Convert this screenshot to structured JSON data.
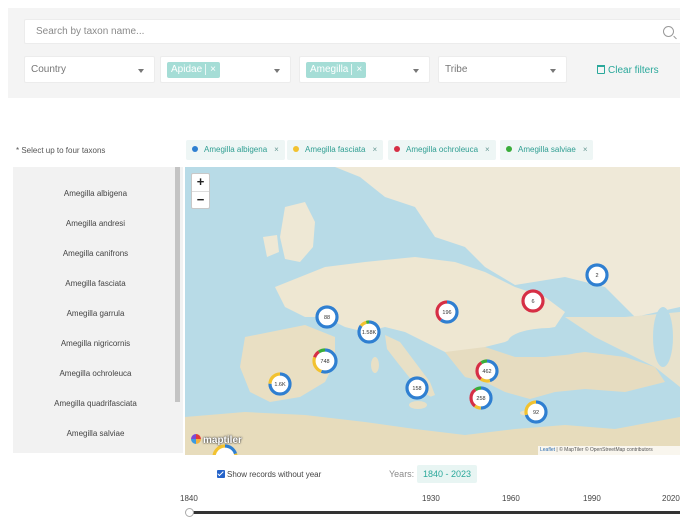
{
  "search": {
    "placeholder": "Search by taxon name..."
  },
  "filters": {
    "country": {
      "placeholder": "Country"
    },
    "family": {
      "chip": "Apidae",
      "remove": "×"
    },
    "genus": {
      "chip": "Amegilla",
      "remove": "×"
    },
    "tribe": {
      "placeholder": "Tribe"
    },
    "clear_label": "Clear filters"
  },
  "taxa": {
    "hint": "* Select up to four taxons",
    "selected": [
      {
        "name": "Amegilla albigena",
        "color": "#2f7fd1",
        "remove": "×"
      },
      {
        "name": "Amegilla fasciata",
        "color": "#f2c230",
        "remove": "×"
      },
      {
        "name": "Amegilla ochroleuca",
        "color": "#d62f45",
        "remove": "×"
      },
      {
        "name": "Amegilla salviae",
        "color": "#3aad3a",
        "remove": "×"
      }
    ]
  },
  "species_list": [
    "Amegilla albigena",
    "Amegilla andresi",
    "Amegilla canifrons",
    "Amegilla fasciata",
    "Amegilla garrula",
    "Amegilla nigricornis",
    "Amegilla ochroleuca",
    "Amegilla quadrifasciata",
    "Amegilla salviae"
  ],
  "map": {
    "zoom_in": "+",
    "zoom_out": "−",
    "logo": "maptiler",
    "attribution_leaflet": "Leaflet",
    "attribution_rest": " | © MapTiler © OpenStreetMap contributors",
    "clusters": [
      {
        "label": "88"
      },
      {
        "label": "1.58K"
      },
      {
        "label": "196"
      },
      {
        "label": "6"
      },
      {
        "label": "2"
      },
      {
        "label": "748"
      },
      {
        "label": "1.6K"
      },
      {
        "label": "158"
      },
      {
        "label": "462"
      },
      {
        "label": "258"
      },
      {
        "label": "92"
      }
    ]
  },
  "timeline": {
    "checkbox_label": "Show records without year",
    "years_label": "Years:",
    "years_value": "1840 - 2023",
    "ticks": [
      "1840",
      "1930",
      "1960",
      "1990",
      "2020"
    ],
    "handle_year": 1840
  }
}
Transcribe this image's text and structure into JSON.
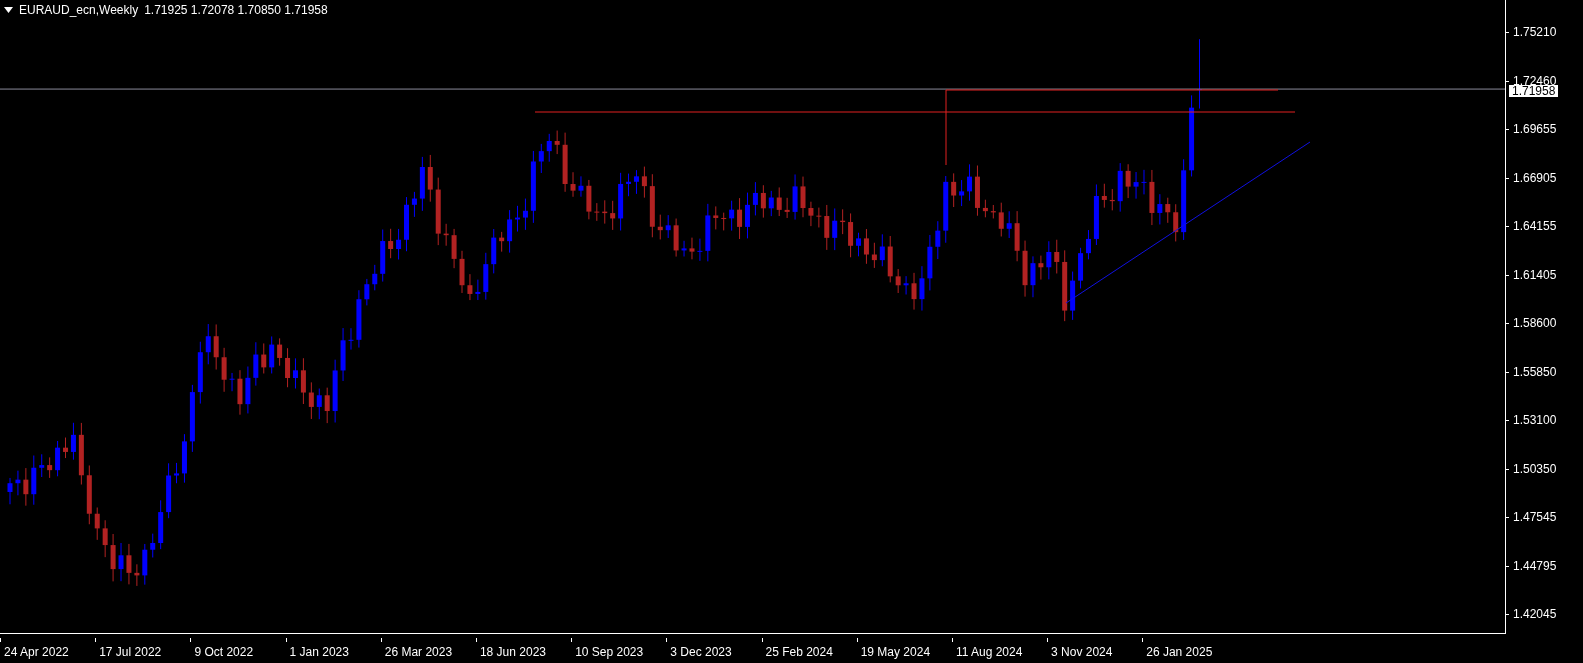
{
  "header": {
    "symbol": "EURAUD_ecn,Weekly",
    "ohlc": "1.71925 1.72078 1.70850 1.71958"
  },
  "price_axis": {
    "labels": [
      "1.75210",
      "1.72460",
      "1.69655",
      "1.66905",
      "1.64155",
      "1.61405",
      "1.58600",
      "1.55850",
      "1.53100",
      "1.50350",
      "1.47545",
      "1.44795",
      "1.42045"
    ],
    "current_price": "1.71958"
  },
  "time_axis": {
    "labels": [
      "24 Apr 2022",
      "17 Jul 2022",
      "9 Oct 2022",
      "1 Jan 2023",
      "26 Mar 2023",
      "18 Jun 2023",
      "10 Sep 2023",
      "3 Dec 2023",
      "25 Feb 2024",
      "19 May 2024",
      "11 Aug 2024",
      "3 Nov 2024",
      "26 Jan 2025"
    ]
  }
}
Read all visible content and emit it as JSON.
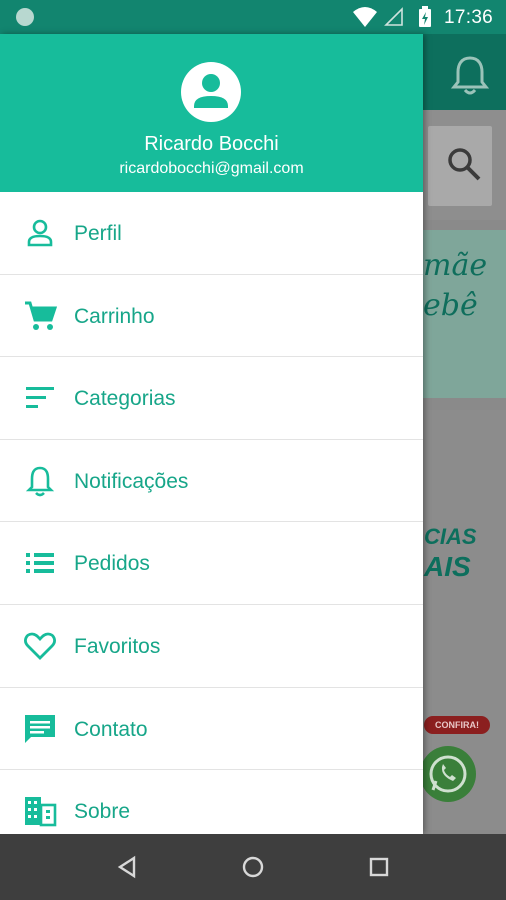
{
  "status_bar": {
    "time": "17:36"
  },
  "drawer": {
    "user": {
      "name": "Ricardo Bocchi",
      "email": "ricardobocchi@gmail.com"
    },
    "items": [
      {
        "label": "Perfil",
        "icon": "person-icon"
      },
      {
        "label": "Carrinho",
        "icon": "cart-icon"
      },
      {
        "label": "Categorias",
        "icon": "sort-icon"
      },
      {
        "label": "Notificações",
        "icon": "bell-icon"
      },
      {
        "label": "Pedidos",
        "icon": "list-icon"
      },
      {
        "label": "Favoritos",
        "icon": "heart-icon"
      },
      {
        "label": "Contato",
        "icon": "chat-icon"
      },
      {
        "label": "Sobre",
        "icon": "building-icon"
      }
    ]
  },
  "background": {
    "banner_text_1": "mãe",
    "banner_text_2": "ebê",
    "promo_text_1": "CIAS",
    "promo_text_2": "AIS",
    "confira_label": "CONFIRA!"
  },
  "colors": {
    "accent": "#17bc9b",
    "accent_text": "#17a689",
    "status_bar": "#12856f",
    "toolbar": "#0d6f5d"
  }
}
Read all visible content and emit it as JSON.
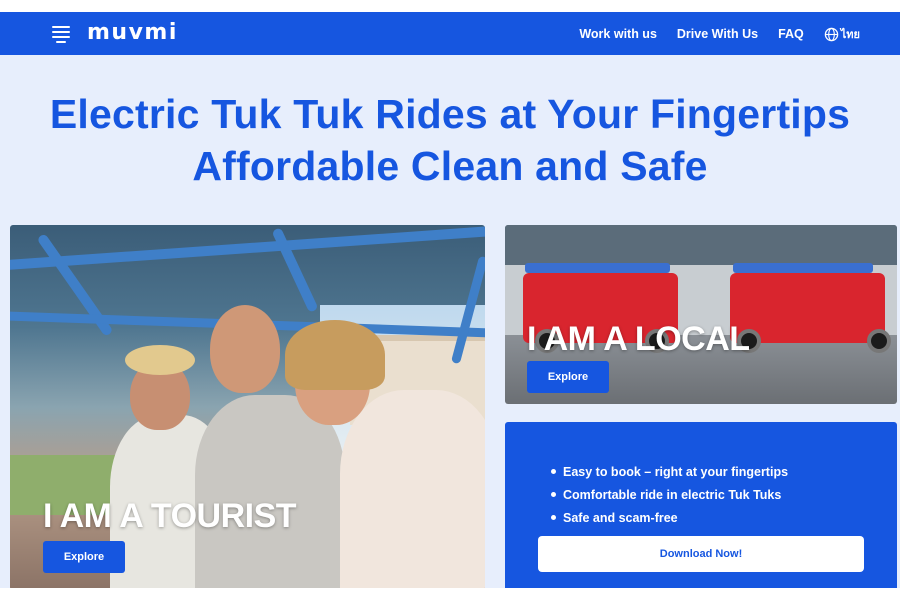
{
  "brand": {
    "logo": "muvmi",
    "accent_color": "#1656e0",
    "background_color": "#e7eefc"
  },
  "nav": {
    "menu_icon": "hamburger-menu-icon",
    "links": [
      "Work with us",
      "Drive With Us",
      "FAQ"
    ],
    "language": {
      "icon": "globe-icon",
      "label": "ไทย"
    }
  },
  "hero": {
    "line1": "Electric Tuk Tuk Rides at Your Fingertips",
    "line2": "Affordable Clean and Safe"
  },
  "tourist_card": {
    "title": "I AM A TOURIST",
    "button": "Explore"
  },
  "local_card": {
    "title": "I AM A LOCAL",
    "button": "Explore"
  },
  "promo": {
    "features": [
      "Easy to book – right at your fingertips",
      "Comfortable ride in electric Tuk Tuks",
      "Safe and scam-free"
    ],
    "button": "Download Now!"
  }
}
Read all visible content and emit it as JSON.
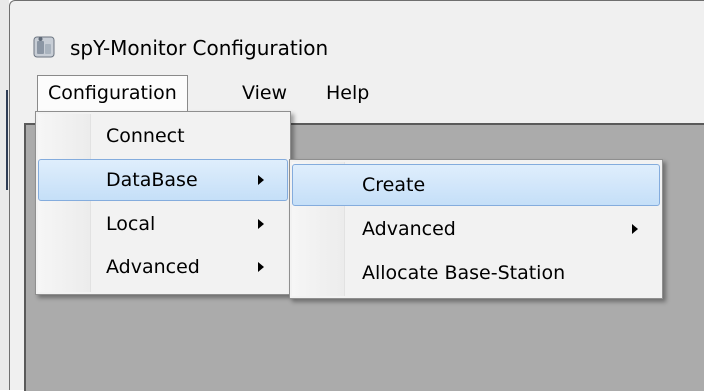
{
  "window": {
    "title": "spY-Monitor Configuration"
  },
  "menubar": {
    "items": [
      {
        "label": "Configuration"
      },
      {
        "label": "View"
      },
      {
        "label": "Help"
      }
    ]
  },
  "configuration_menu": {
    "items": [
      {
        "label": "Connect"
      },
      {
        "label": "DataBase"
      },
      {
        "label": "Local"
      },
      {
        "label": "Advanced"
      }
    ]
  },
  "database_submenu": {
    "items": [
      {
        "label": "Create"
      },
      {
        "label": "Advanced"
      },
      {
        "label": "Allocate Base-Station"
      }
    ]
  },
  "colors": {
    "highlight_border": "#84acdd",
    "highlight_fill": "#cfe4fa",
    "client_area": "#ababab"
  }
}
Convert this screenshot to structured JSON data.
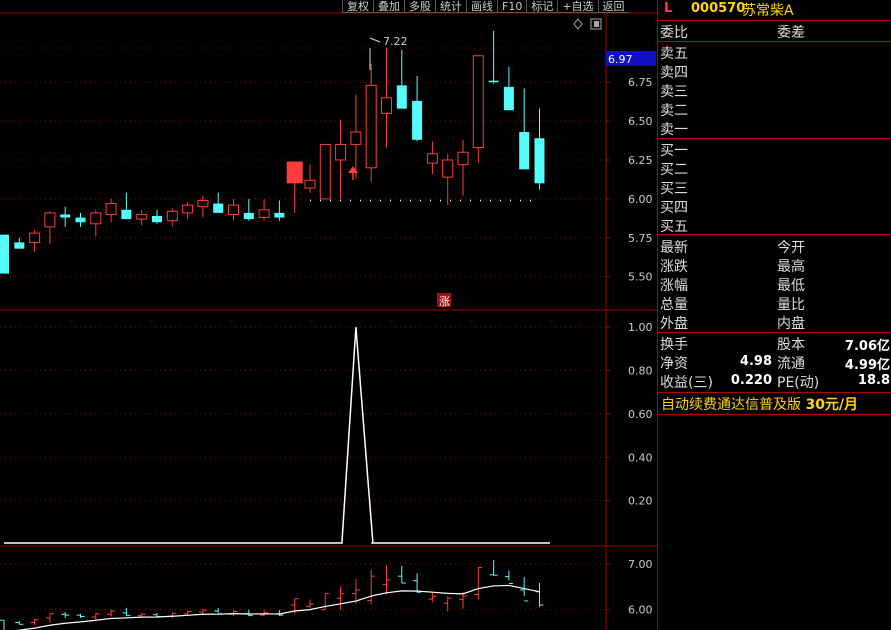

· · · ·

EXERCISE DETAILS >> Look through the material above and pick out each line holding the word "Safe".

FINAL RESULT >>
    "line2": "Affordable Clean and Safe"
      "Safe and scam-free"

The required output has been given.